**** Records shown ****

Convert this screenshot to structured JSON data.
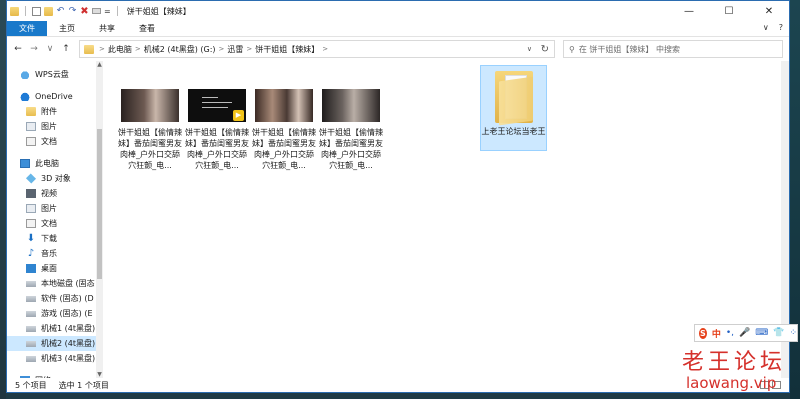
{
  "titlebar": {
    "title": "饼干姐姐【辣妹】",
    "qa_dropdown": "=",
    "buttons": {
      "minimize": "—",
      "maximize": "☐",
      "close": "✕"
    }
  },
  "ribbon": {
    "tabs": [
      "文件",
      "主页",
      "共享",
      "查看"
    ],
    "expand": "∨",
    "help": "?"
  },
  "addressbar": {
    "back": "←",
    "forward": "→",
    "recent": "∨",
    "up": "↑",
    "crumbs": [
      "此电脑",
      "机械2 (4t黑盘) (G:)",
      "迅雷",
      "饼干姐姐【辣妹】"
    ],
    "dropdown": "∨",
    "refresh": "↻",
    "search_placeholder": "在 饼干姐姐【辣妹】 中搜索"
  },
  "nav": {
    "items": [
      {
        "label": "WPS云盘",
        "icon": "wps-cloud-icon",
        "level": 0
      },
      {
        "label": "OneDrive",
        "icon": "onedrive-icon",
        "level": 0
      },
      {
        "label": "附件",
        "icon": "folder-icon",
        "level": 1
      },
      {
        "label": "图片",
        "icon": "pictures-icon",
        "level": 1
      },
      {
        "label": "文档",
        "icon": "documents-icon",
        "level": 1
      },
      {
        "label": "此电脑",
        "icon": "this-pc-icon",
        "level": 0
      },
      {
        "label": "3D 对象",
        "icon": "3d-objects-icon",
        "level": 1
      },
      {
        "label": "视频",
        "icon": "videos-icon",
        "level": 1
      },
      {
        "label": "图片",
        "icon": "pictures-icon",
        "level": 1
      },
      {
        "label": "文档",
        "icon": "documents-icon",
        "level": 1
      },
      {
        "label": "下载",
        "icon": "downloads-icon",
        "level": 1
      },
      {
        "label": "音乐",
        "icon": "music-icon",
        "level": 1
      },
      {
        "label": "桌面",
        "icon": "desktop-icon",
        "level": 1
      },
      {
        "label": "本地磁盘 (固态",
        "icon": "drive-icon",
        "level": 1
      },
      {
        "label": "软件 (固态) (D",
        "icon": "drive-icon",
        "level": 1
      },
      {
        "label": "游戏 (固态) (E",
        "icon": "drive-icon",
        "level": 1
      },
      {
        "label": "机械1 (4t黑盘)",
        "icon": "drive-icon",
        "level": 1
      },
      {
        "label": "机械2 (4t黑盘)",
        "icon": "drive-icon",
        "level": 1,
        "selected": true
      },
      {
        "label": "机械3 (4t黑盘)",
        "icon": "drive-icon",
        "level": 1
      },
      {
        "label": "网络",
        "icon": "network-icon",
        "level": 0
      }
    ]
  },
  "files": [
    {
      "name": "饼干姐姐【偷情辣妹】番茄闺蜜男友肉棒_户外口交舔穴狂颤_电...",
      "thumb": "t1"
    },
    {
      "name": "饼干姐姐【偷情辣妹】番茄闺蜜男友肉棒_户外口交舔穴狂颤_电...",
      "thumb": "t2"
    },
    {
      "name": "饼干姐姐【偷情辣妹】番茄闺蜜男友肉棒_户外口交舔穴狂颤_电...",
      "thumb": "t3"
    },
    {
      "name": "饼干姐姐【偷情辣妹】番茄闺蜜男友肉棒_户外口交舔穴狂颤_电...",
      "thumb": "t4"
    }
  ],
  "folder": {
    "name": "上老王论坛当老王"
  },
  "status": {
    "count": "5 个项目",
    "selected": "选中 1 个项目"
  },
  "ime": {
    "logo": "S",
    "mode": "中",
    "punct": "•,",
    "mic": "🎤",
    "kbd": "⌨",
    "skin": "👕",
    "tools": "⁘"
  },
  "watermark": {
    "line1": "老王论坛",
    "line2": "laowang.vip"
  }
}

****

[To do]: Give every line back word for word and leave the pictures out.

[Worked answer]:
Convert this screenshot to structured JSON data.
{
  "titlebar": {
    "title": "饼干姐姐【辣妹】",
    "qa_dropdown": "=",
    "buttons": {
      "minimize": "—",
      "maximize": "☐",
      "close": "✕"
    }
  },
  "ribbon": {
    "tabs": [
      "文件",
      "主页",
      "共享",
      "查看"
    ],
    "expand": "∨",
    "help": "?"
  },
  "addressbar": {
    "back": "←",
    "forward": "→",
    "recent": "∨",
    "up": "↑",
    "crumbs": [
      "此电脑",
      "机械2 (4t黑盘) (G:)",
      "迅雷",
      "饼干姐姐【辣妹】"
    ],
    "dropdown": "∨",
    "refresh": "↻",
    "search_placeholder": "在 饼干姐姐【辣妹】 中搜索"
  },
  "nav": {
    "items": [
      {
        "label": "WPS云盘",
        "icon": "wps-cloud-icon",
        "level": 0
      },
      {
        "label": "OneDrive",
        "icon": "onedrive-icon",
        "level": 0
      },
      {
        "label": "附件",
        "icon": "folder-icon",
        "level": 1
      },
      {
        "label": "图片",
        "icon": "pictures-icon",
        "level": 1
      },
      {
        "label": "文档",
        "icon": "documents-icon",
        "level": 1
      },
      {
        "label": "此电脑",
        "icon": "this-pc-icon",
        "level": 0
      },
      {
        "label": "3D 对象",
        "icon": "3d-objects-icon",
        "level": 1
      },
      {
        "label": "视频",
        "icon": "videos-icon",
        "level": 1
      },
      {
        "label": "图片",
        "icon": "pictures-icon",
        "level": 1
      },
      {
        "label": "文档",
        "icon": "documents-icon",
        "level": 1
      },
      {
        "label": "下载",
        "icon": "downloads-icon",
        "level": 1
      },
      {
        "label": "音乐",
        "icon": "music-icon",
        "level": 1
      },
      {
        "label": "桌面",
        "icon": "desktop-icon",
        "level": 1
      },
      {
        "label": "本地磁盘 (固态",
        "icon": "drive-icon",
        "level": 1
      },
      {
        "label": "软件 (固态) (D",
        "icon": "drive-icon",
        "level": 1
      },
      {
        "label": "游戏 (固态) (E",
        "icon": "drive-icon",
        "level": 1
      },
      {
        "label": "机械1 (4t黑盘)",
        "icon": "drive-icon",
        "level": 1
      },
      {
        "label": "机械2 (4t黑盘)",
        "icon": "drive-icon",
        "level": 1,
        "selected": true
      },
      {
        "label": "机械3 (4t黑盘)",
        "icon": "drive-icon",
        "level": 1
      },
      {
        "label": "网络",
        "icon": "network-icon",
        "level": 0
      }
    ]
  },
  "files": [
    {
      "name": "饼干姐姐【偷情辣妹】番茄闺蜜男友肉棒_户外口交舔穴狂颤_电...",
      "thumb": "t1"
    },
    {
      "name": "饼干姐姐【偷情辣妹】番茄闺蜜男友肉棒_户外口交舔穴狂颤_电...",
      "thumb": "t2"
    },
    {
      "name": "饼干姐姐【偷情辣妹】番茄闺蜜男友肉棒_户外口交舔穴狂颤_电...",
      "thumb": "t3"
    },
    {
      "name": "饼干姐姐【偷情辣妹】番茄闺蜜男友肉棒_户外口交舔穴狂颤_电...",
      "thumb": "t4"
    }
  ],
  "folder": {
    "name": "上老王论坛当老王"
  },
  "status": {
    "count": "5 个项目",
    "selected": "选中 1 个项目"
  },
  "ime": {
    "logo": "S",
    "mode": "中",
    "punct": "•,",
    "mic": "🎤",
    "kbd": "⌨",
    "skin": "👕",
    "tools": "⁘"
  },
  "watermark": {
    "line1": "老王论坛",
    "line2": "laowang.vip"
  }
}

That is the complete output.